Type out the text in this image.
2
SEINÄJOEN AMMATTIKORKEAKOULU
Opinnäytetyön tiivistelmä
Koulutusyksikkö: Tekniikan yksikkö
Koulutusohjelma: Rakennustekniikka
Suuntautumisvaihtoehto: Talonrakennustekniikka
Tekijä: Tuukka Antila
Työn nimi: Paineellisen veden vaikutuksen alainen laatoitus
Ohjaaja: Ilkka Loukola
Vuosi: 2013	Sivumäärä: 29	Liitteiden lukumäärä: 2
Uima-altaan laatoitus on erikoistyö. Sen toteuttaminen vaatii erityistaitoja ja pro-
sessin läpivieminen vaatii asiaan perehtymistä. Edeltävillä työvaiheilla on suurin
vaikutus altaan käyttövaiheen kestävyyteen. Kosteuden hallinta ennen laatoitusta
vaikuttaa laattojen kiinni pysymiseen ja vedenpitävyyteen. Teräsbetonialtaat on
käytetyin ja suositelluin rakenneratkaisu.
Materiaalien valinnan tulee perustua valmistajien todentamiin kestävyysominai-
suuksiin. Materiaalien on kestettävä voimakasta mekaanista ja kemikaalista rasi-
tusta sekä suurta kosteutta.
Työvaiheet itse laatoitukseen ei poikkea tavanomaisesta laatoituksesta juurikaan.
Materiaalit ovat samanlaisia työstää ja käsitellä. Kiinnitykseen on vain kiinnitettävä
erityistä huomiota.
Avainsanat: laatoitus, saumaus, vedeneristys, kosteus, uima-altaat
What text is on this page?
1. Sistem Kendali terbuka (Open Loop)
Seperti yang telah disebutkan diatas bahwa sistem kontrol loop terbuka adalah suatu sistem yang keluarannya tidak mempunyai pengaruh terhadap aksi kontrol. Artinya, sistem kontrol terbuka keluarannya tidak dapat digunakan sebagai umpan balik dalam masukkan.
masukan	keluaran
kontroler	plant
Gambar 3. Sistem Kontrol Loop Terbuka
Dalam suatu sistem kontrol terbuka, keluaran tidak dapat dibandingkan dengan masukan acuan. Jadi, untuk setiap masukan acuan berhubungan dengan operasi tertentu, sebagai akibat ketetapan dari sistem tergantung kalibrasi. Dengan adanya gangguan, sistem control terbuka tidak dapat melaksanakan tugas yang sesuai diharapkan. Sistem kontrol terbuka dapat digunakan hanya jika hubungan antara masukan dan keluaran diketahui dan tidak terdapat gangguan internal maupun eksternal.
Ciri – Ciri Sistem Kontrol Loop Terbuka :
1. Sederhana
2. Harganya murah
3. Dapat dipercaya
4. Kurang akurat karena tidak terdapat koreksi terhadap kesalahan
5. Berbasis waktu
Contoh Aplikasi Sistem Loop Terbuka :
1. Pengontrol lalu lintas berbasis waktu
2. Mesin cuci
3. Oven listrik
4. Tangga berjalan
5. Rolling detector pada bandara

> _Written task_
Make an exact copy of the listing, including every line.

> _Answer to this problem_
Type out the text in this image.
2
SEINÄJOEN AMMATTIKORKEAKOULU
Opinnäytetyön tiivistelmä
Koulutusyksikkö: Tekniikan yksikkö
Koulutusohjelma: Rakennustekniikka
Suuntautumisvaihtoehto: Talonrakennustekniikka
Tekijä: Tuukka Antila
Työn nimi: Paineellisen veden vaikutuksen alainen laatoitus
Ohjaaja: Ilkka Loukola
Vuosi: 2013	Sivumäärä: 29	Liitteiden lukumäärä: 2
Uima-altaan laatoitus on erikoistyö. Sen toteuttaminen vaatii erityistaitoja ja pro-
sessin läpivieminen vaatii asiaan perehtymistä. Edeltävillä työvaiheilla on suurin
vaikutus altaan käyttövaiheen kestävyyteen. Kosteuden hallinta ennen laatoitusta
vaikuttaa laattojen kiinni pysymiseen ja vedenpitävyyteen. Teräsbetonialtaat on
käytetyin ja suositelluin rakenneratkaisu.
Materiaalien valinnan tulee perustua valmistajien todentamiin kestävyysominai-
suuksiin. Materiaalien on kestettävä voimakasta mekaanista ja kemikaalista rasi-
tusta sekä suurta kosteutta.
Työvaiheet itse laatoitukseen ei poikkea tavanomaisesta laatoituksesta juurikaan.
Materiaalit ovat samanlaisia työstää ja käsitellä. Kiinnitykseen on vain kiinnitettävä
erityistä huomiota.
Avainsanat: laatoitus, saumaus, vedeneristys, kosteus, uima-altaat
What text is on this page?
1. Sistem Kendali terbuka (Open Loop)
Seperti yang telah disebutkan diatas bahwa sistem kontrol loop terbuka adalah suatu sistem yang keluarannya tidak mempunyai pengaruh terhadap aksi kontrol. Artinya, sistem kontrol terbuka keluarannya tidak dapat digunakan sebagai umpan balik dalam masukkan.
masukan	keluaran
kontroler	plant
Gambar 3. Sistem Kontrol Loop Terbuka
Dalam suatu sistem kontrol terbuka, keluaran tidak dapat dibandingkan dengan masukan acuan. Jadi, untuk setiap masukan acuan berhubungan dengan operasi tertentu, sebagai akibat ketetapan dari sistem tergantung kalibrasi. Dengan adanya gangguan, sistem control terbuka tidak dapat melaksanakan tugas yang sesuai diharapkan. Sistem kontrol terbuka dapat digunakan hanya jika hubungan antara masukan dan keluaran diketahui dan tidak terdapat gangguan internal maupun eksternal.
Ciri – Ciri Sistem Kontrol Loop Terbuka :
1. Sederhana
2. Harganya murah
3. Dapat dipercaya
4. Kurang akurat karena tidak terdapat koreksi terhadap kesalahan
5. Berbasis waktu
Contoh Aplikasi Sistem Loop Terbuka :
1. Pengontrol lalu lintas berbasis waktu
2. Mesin cuci
3. Oven listrik
4. Tangga berjalan
5. Rolling detector pada bandara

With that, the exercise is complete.